Prompt:
Identify each line below containing the string "celebrate" and copy it.

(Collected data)
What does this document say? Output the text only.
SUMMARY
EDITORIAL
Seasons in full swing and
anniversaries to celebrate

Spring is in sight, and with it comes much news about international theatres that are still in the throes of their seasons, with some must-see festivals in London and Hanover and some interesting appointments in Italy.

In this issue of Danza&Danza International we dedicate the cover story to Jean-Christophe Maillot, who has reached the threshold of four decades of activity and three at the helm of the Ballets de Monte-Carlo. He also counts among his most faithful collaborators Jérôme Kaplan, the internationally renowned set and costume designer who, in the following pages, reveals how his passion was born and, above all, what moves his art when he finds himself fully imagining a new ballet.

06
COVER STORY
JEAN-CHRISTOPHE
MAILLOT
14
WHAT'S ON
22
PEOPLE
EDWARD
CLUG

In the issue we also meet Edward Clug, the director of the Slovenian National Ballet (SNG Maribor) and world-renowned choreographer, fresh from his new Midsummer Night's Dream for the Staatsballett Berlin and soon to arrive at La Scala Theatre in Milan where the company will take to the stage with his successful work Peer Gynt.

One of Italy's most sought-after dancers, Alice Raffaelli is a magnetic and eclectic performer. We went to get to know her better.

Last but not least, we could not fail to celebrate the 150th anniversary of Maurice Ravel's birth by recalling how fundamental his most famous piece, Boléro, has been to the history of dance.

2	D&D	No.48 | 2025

Output for this task:
anniversaries to celebrate
Last but not least, we could not fail to celebrate the 150th anniversary of Maurice Ravel's birth by recalling how fundamental his most famous piece, Boléro, has been to the history of dance.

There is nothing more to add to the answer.